### SHORT EXERCISE
Retype all of the data exactly as given.

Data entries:
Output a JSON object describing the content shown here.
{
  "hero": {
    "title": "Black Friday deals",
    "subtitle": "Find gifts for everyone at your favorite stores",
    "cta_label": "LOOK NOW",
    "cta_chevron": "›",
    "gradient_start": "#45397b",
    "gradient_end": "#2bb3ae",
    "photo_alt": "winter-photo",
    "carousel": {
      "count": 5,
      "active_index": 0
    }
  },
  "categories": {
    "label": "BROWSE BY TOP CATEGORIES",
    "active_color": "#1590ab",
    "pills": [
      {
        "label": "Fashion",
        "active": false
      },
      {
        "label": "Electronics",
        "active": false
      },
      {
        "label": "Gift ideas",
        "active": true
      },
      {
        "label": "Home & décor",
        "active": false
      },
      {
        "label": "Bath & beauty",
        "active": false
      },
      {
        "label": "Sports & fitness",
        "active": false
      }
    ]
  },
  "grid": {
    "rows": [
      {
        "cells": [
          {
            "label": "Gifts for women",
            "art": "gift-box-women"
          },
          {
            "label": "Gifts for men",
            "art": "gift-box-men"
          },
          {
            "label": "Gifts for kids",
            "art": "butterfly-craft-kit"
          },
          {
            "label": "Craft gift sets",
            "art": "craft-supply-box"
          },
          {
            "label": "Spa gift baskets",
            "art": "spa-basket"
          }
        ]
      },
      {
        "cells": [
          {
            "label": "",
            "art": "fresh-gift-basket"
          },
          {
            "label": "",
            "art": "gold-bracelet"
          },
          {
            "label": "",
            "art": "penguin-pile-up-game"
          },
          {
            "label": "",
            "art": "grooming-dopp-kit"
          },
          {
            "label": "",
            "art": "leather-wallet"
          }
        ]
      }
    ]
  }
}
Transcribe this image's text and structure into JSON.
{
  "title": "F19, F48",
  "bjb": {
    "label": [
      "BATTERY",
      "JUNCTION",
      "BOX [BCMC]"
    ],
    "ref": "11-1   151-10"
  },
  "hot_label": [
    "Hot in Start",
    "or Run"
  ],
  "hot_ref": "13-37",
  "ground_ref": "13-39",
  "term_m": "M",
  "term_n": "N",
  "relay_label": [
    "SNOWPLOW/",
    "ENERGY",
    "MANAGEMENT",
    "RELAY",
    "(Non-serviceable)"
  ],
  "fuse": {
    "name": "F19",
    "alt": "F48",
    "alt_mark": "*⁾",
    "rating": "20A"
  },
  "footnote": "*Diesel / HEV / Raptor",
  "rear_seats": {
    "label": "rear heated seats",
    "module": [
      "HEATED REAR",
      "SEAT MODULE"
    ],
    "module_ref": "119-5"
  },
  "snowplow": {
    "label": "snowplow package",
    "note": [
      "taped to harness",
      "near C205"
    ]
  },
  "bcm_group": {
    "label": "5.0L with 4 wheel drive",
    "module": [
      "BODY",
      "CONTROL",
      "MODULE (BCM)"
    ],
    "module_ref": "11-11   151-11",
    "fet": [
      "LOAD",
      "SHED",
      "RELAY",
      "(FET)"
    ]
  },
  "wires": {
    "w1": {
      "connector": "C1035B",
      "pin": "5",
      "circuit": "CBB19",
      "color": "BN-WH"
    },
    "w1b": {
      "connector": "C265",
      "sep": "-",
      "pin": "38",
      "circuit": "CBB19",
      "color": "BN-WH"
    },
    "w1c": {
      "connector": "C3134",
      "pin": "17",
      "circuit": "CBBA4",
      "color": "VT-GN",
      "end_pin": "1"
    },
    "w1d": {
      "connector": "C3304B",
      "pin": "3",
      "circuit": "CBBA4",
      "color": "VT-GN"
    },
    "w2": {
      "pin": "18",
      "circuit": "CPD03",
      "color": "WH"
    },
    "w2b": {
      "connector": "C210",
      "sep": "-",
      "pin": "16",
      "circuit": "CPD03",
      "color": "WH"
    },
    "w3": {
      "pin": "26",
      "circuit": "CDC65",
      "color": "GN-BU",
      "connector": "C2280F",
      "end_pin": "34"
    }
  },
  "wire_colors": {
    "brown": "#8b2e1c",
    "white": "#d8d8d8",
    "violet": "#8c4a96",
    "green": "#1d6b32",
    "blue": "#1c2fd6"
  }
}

### RESULT
Output a JSON object describing the content shown here.
{
  "hero": {
    "title": "Black Friday deals",
    "subtitle": "Find gifts for everyone at your favorite stores",
    "cta_label": "LOOK NOW",
    "cta_chevron": "›",
    "gradient_start": "#45397b",
    "gradient_end": "#2bb3ae",
    "photo_alt": "winter-photo",
    "carousel": {
      "count": 5,
      "active_index": 0
    }
  },
  "categories": {
    "label": "BROWSE BY TOP CATEGORIES",
    "active_color": "#1590ab",
    "pills": [
      {
        "label": "Fashion",
        "active": false
      },
      {
        "label": "Electronics",
        "active": false
      },
      {
        "label": "Gift ideas",
        "active": true
      },
      {
        "label": "Home & décor",
        "active": false
      },
      {
        "label": "Bath & beauty",
        "active": false
      },
      {
        "label": "Sports & fitness",
        "active": false
      }
    ]
  },
  "grid": {
    "rows": [
      {
        "cells": [
          {
            "label": "Gifts for women",
            "art": "gift-box-women"
          },
          {
            "label": "Gifts for men",
            "art": "gift-box-men"
          },
          {
            "label": "Gifts for kids",
            "art": "butterfly-craft-kit"
          },
          {
            "label": "Craft gift sets",
            "art": "craft-supply-box"
          },
          {
            "label": "Spa gift baskets",
            "art": "spa-basket"
          }
        ]
      },
      {
        "cells": [
          {
            "label": "",
            "art": "fresh-gift-basket"
          },
          {
            "label": "",
            "art": "gold-bracelet"
          },
          {
            "label": "",
            "art": "penguin-pile-up-game"
          },
          {
            "label": "",
            "art": "grooming-dopp-kit"
          },
          {
            "label": "",
            "art": "leather-wallet"
          }
        ]
      }
    ]
  }
}
Transcribe this image's text and structure into JSON.
{
  "title": "F19, F48",
  "bjb": {
    "label": [
      "BATTERY",
      "JUNCTION",
      "BOX [BCMC]"
    ],
    "ref": "11-1   151-10"
  },
  "hot_label": [
    "Hot in Start",
    "or Run"
  ],
  "hot_ref": "13-37",
  "ground_ref": "13-39",
  "term_m": "M",
  "term_n": "N",
  "relay_label": [
    "SNOWPLOW/",
    "ENERGY",
    "MANAGEMENT",
    "RELAY",
    "(Non-serviceable)"
  ],
  "fuse": {
    "name": "F19",
    "alt": "F48",
    "alt_mark": "*⁾",
    "rating": "20A"
  },
  "footnote": "*Diesel / HEV / Raptor",
  "rear_seats": {
    "label": "rear heated seats",
    "module": [
      "HEATED REAR",
      "SEAT MODULE"
    ],
    "module_ref": "119-5"
  },
  "snowplow": {
    "label": "snowplow package",
    "note": [
      "taped to harness",
      "near C205"
    ]
  },
  "bcm_group": {
    "label": "5.0L with 4 wheel drive",
    "module": [
      "BODY",
      "CONTROL",
      "MODULE (BCM)"
    ],
    "module_ref": "11-11   151-11",
    "fet": [
      "LOAD",
      "SHED",
      "RELAY",
      "(FET)"
    ]
  },
  "wires": {
    "w1": {
      "connector": "C1035B",
      "pin": "5",
      "circuit": "CBB19",
      "color": "BN-WH"
    },
    "w1b": {
      "connector": "C265",
      "sep": "-",
      "pin": "38",
      "circuit": "CBB19",
      "color": "BN-WH"
    },
    "w1c": {
      "connector": "C3134",
      "pin": "17",
      "circuit": "CBBA4",
      "color": "VT-GN",
      "end_pin": "1"
    },
    "w1d": {
      "connector": "C3304B",
      "pin": "3",
      "circuit": "CBBA4",
      "color": "VT-GN"
    },
    "w2": {
      "pin": "18",
      "circuit": "CPD03",
      "color": "WH"
    },
    "w2b": {
      "connector": "C210",
      "sep": "-",
      "pin": "16",
      "circuit": "CPD03",
      "color": "WH"
    },
    "w3": {
      "pin": "26",
      "circuit": "CDC65",
      "color": "GN-BU",
      "connector": "C2280F",
      "end_pin": "34"
    }
  },
  "wire_colors": {
    "brown": "#8b2e1c",
    "white": "#d8d8d8",
    "violet": "#8c4a96",
    "green": "#1d6b32",
    "blue": "#1c2fd6"
  }
}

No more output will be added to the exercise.